-- Data supplied --
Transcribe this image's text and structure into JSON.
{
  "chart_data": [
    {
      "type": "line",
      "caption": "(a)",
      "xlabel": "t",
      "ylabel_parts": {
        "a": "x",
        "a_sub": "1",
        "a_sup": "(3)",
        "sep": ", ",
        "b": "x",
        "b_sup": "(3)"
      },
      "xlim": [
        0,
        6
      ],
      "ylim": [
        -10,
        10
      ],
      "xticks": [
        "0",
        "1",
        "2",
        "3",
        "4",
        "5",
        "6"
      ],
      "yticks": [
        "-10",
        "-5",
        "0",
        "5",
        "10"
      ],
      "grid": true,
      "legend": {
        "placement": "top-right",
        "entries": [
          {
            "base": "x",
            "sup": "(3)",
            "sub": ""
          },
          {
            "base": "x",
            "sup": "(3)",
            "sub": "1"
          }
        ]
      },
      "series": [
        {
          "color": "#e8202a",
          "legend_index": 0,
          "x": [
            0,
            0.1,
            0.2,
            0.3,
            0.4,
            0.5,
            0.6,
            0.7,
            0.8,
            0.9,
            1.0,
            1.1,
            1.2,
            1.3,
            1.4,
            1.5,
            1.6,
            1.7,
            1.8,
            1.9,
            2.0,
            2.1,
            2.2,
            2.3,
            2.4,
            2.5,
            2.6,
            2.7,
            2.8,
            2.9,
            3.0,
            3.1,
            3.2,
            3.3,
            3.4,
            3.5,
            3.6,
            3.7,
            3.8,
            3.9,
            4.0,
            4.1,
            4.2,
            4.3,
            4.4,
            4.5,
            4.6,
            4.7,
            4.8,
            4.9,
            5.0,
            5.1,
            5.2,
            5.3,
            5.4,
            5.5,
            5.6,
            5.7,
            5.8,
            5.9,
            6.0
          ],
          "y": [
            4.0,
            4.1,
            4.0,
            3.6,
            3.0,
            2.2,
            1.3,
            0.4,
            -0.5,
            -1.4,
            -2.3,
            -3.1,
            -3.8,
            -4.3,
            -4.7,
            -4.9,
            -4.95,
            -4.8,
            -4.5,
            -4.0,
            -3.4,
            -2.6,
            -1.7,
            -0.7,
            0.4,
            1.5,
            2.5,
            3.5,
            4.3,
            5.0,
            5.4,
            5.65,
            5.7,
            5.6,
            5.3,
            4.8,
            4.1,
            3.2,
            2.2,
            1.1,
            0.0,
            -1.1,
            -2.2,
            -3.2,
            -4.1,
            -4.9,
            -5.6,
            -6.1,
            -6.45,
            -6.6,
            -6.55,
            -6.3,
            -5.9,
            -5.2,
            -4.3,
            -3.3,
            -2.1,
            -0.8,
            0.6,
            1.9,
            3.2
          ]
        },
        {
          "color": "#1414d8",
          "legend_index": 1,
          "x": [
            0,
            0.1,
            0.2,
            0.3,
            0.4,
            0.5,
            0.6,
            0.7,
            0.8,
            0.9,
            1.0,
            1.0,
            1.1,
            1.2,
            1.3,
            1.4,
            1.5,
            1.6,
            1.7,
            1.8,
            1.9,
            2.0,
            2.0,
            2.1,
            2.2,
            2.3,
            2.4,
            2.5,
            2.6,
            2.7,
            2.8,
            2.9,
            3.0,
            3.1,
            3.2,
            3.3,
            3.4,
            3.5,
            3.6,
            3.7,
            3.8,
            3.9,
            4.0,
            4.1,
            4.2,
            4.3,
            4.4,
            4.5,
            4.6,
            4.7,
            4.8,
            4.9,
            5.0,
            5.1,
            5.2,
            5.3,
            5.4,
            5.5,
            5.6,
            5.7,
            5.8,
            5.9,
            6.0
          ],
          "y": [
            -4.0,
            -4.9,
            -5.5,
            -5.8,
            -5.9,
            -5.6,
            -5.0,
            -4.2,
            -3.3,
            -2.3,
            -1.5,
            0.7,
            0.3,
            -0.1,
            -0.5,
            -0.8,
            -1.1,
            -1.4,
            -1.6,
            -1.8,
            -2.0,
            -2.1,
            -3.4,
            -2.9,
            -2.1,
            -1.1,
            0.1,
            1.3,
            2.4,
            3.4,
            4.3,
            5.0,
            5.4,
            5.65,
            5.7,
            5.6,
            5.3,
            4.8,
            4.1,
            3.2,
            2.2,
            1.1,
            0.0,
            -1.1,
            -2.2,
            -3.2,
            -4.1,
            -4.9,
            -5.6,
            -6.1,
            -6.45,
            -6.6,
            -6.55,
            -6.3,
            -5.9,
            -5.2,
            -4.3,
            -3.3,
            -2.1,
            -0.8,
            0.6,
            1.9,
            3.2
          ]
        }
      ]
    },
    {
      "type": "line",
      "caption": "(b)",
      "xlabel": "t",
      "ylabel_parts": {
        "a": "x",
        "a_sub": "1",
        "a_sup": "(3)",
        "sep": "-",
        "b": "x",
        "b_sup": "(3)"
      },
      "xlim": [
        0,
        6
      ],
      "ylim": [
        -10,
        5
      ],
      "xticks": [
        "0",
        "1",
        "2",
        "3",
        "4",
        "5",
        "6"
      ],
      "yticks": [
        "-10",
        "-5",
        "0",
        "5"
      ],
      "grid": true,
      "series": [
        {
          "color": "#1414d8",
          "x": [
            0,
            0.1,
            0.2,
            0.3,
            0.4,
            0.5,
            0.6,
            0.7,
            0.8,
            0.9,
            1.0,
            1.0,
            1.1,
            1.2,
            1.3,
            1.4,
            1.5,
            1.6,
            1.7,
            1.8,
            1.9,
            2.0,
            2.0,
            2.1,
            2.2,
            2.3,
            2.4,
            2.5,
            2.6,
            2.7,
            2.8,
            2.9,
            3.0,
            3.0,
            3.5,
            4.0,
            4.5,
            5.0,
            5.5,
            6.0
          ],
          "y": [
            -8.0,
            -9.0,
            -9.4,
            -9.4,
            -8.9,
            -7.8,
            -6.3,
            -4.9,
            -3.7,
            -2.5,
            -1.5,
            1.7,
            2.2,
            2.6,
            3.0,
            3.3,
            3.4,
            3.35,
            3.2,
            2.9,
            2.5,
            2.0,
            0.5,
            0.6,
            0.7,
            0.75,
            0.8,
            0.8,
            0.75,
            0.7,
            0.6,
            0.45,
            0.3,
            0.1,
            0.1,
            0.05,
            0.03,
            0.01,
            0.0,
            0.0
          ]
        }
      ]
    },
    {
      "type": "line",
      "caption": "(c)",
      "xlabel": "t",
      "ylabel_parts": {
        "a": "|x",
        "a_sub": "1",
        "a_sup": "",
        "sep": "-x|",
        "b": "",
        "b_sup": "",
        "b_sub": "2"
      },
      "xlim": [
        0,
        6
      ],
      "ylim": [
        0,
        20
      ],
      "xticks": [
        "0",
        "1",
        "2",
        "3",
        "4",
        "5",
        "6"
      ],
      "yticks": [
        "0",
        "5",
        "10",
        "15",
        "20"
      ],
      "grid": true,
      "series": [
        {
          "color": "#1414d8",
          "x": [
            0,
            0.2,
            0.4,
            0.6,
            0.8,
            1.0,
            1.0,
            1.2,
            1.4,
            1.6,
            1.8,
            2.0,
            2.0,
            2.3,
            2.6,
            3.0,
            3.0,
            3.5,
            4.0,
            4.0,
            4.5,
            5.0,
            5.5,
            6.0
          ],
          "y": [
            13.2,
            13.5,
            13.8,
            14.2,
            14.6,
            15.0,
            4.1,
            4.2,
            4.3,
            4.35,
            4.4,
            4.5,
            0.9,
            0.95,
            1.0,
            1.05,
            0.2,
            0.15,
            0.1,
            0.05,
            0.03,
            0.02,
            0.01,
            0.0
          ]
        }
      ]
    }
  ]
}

-- Set task --
Copy every record exactly, with nothing added or dropped.

-- Finished task --
Transcribe this image's text and structure into JSON.
{
  "chart_data": [
    {
      "type": "line",
      "caption": "(a)",
      "xlabel": "t",
      "ylabel_parts": {
        "a": "x",
        "a_sub": "1",
        "a_sup": "(3)",
        "sep": ", ",
        "b": "x",
        "b_sup": "(3)"
      },
      "xlim": [
        0,
        6
      ],
      "ylim": [
        -10,
        10
      ],
      "xticks": [
        "0",
        "1",
        "2",
        "3",
        "4",
        "5",
        "6"
      ],
      "yticks": [
        "-10",
        "-5",
        "0",
        "5",
        "10"
      ],
      "grid": true,
      "legend": {
        "placement": "top-right",
        "entries": [
          {
            "base": "x",
            "sup": "(3)",
            "sub": ""
          },
          {
            "base": "x",
            "sup": "(3)",
            "sub": "1"
          }
        ]
      },
      "series": [
        {
          "color": "#e8202a",
          "legend_index": 0,
          "x": [
            0,
            0.1,
            0.2,
            0.3,
            0.4,
            0.5,
            0.6,
            0.7,
            0.8,
            0.9,
            1.0,
            1.1,
            1.2,
            1.3,
            1.4,
            1.5,
            1.6,
            1.7,
            1.8,
            1.9,
            2.0,
            2.1,
            2.2,
            2.3,
            2.4,
            2.5,
            2.6,
            2.7,
            2.8,
            2.9,
            3.0,
            3.1,
            3.2,
            3.3,
            3.4,
            3.5,
            3.6,
            3.7,
            3.8,
            3.9,
            4.0,
            4.1,
            4.2,
            4.3,
            4.4,
            4.5,
            4.6,
            4.7,
            4.8,
            4.9,
            5.0,
            5.1,
            5.2,
            5.3,
            5.4,
            5.5,
            5.6,
            5.7,
            5.8,
            5.9,
            6.0
          ],
          "y": [
            4.0,
            4.1,
            4.0,
            3.6,
            3.0,
            2.2,
            1.3,
            0.4,
            -0.5,
            -1.4,
            -2.3,
            -3.1,
            -3.8,
            -4.3,
            -4.7,
            -4.9,
            -4.95,
            -4.8,
            -4.5,
            -4.0,
            -3.4,
            -2.6,
            -1.7,
            -0.7,
            0.4,
            1.5,
            2.5,
            3.5,
            4.3,
            5.0,
            5.4,
            5.65,
            5.7,
            5.6,
            5.3,
            4.8,
            4.1,
            3.2,
            2.2,
            1.1,
            0.0,
            -1.1,
            -2.2,
            -3.2,
            -4.1,
            -4.9,
            -5.6,
            -6.1,
            -6.45,
            -6.6,
            -6.55,
            -6.3,
            -5.9,
            -5.2,
            -4.3,
            -3.3,
            -2.1,
            -0.8,
            0.6,
            1.9,
            3.2
          ]
        },
        {
          "color": "#1414d8",
          "legend_index": 1,
          "x": [
            0,
            0.1,
            0.2,
            0.3,
            0.4,
            0.5,
            0.6,
            0.7,
            0.8,
            0.9,
            1.0,
            1.0,
            1.1,
            1.2,
            1.3,
            1.4,
            1.5,
            1.6,
            1.7,
            1.8,
            1.9,
            2.0,
            2.0,
            2.1,
            2.2,
            2.3,
            2.4,
            2.5,
            2.6,
            2.7,
            2.8,
            2.9,
            3.0,
            3.1,
            3.2,
            3.3,
            3.4,
            3.5,
            3.6,
            3.7,
            3.8,
            3.9,
            4.0,
            4.1,
            4.2,
            4.3,
            4.4,
            4.5,
            4.6,
            4.7,
            4.8,
            4.9,
            5.0,
            5.1,
            5.2,
            5.3,
            5.4,
            5.5,
            5.6,
            5.7,
            5.8,
            5.9,
            6.0
          ],
          "y": [
            -4.0,
            -4.9,
            -5.5,
            -5.8,
            -5.9,
            -5.6,
            -5.0,
            -4.2,
            -3.3,
            -2.3,
            -1.5,
            0.7,
            0.3,
            -0.1,
            -0.5,
            -0.8,
            -1.1,
            -1.4,
            -1.6,
            -1.8,
            -2.0,
            -2.1,
            -3.4,
            -2.9,
            -2.1,
            -1.1,
            0.1,
            1.3,
            2.4,
            3.4,
            4.3,
            5.0,
            5.4,
            5.65,
            5.7,
            5.6,
            5.3,
            4.8,
            4.1,
            3.2,
            2.2,
            1.1,
            0.0,
            -1.1,
            -2.2,
            -3.2,
            -4.1,
            -4.9,
            -5.6,
            -6.1,
            -6.45,
            -6.6,
            -6.55,
            -6.3,
            -5.9,
            -5.2,
            -4.3,
            -3.3,
            -2.1,
            -0.8,
            0.6,
            1.9,
            3.2
          ]
        }
      ]
    },
    {
      "type": "line",
      "caption": "(b)",
      "xlabel": "t",
      "ylabel_parts": {
        "a": "x",
        "a_sub": "1",
        "a_sup": "(3)",
        "sep": "-",
        "b": "x",
        "b_sup": "(3)"
      },
      "xlim": [
        0,
        6
      ],
      "ylim": [
        -10,
        5
      ],
      "xticks": [
        "0",
        "1",
        "2",
        "3",
        "4",
        "5",
        "6"
      ],
      "yticks": [
        "-10",
        "-5",
        "0",
        "5"
      ],
      "grid": true,
      "series": [
        {
          "color": "#1414d8",
          "x": [
            0,
            0.1,
            0.2,
            0.3,
            0.4,
            0.5,
            0.6,
            0.7,
            0.8,
            0.9,
            1.0,
            1.0,
            1.1,
            1.2,
            1.3,
            1.4,
            1.5,
            1.6,
            1.7,
            1.8,
            1.9,
            2.0,
            2.0,
            2.1,
            2.2,
            2.3,
            2.4,
            2.5,
            2.6,
            2.7,
            2.8,
            2.9,
            3.0,
            3.0,
            3.5,
            4.0,
            4.5,
            5.0,
            5.5,
            6.0
          ],
          "y": [
            -8.0,
            -9.0,
            -9.4,
            -9.4,
            -8.9,
            -7.8,
            -6.3,
            -4.9,
            -3.7,
            -2.5,
            -1.5,
            1.7,
            2.2,
            2.6,
            3.0,
            3.3,
            3.4,
            3.35,
            3.2,
            2.9,
            2.5,
            2.0,
            0.5,
            0.6,
            0.7,
            0.75,
            0.8,
            0.8,
            0.75,
            0.7,
            0.6,
            0.45,
            0.3,
            0.1,
            0.1,
            0.05,
            0.03,
            0.01,
            0.0,
            0.0
          ]
        }
      ]
    },
    {
      "type": "line",
      "caption": "(c)",
      "xlabel": "t",
      "ylabel_parts": {
        "a": "|x",
        "a_sub": "1",
        "a_sup": "",
        "sep": "-x|",
        "b": "",
        "b_sup": "",
        "b_sub": "2"
      },
      "xlim": [
        0,
        6
      ],
      "ylim": [
        0,
        20
      ],
      "xticks": [
        "0",
        "1",
        "2",
        "3",
        "4",
        "5",
        "6"
      ],
      "yticks": [
        "0",
        "5",
        "10",
        "15",
        "20"
      ],
      "grid": true,
      "series": [
        {
          "color": "#1414d8",
          "x": [
            0,
            0.2,
            0.4,
            0.6,
            0.8,
            1.0,
            1.0,
            1.2,
            1.4,
            1.6,
            1.8,
            2.0,
            2.0,
            2.3,
            2.6,
            3.0,
            3.0,
            3.5,
            4.0,
            4.0,
            4.5,
            5.0,
            5.5,
            6.0
          ],
          "y": [
            13.2,
            13.5,
            13.8,
            14.2,
            14.6,
            15.0,
            4.1,
            4.2,
            4.3,
            4.35,
            4.4,
            4.5,
            0.9,
            0.95,
            1.0,
            1.05,
            0.2,
            0.15,
            0.1,
            0.05,
            0.03,
            0.02,
            0.01,
            0.0
          ]
        }
      ]
    }
  ]
}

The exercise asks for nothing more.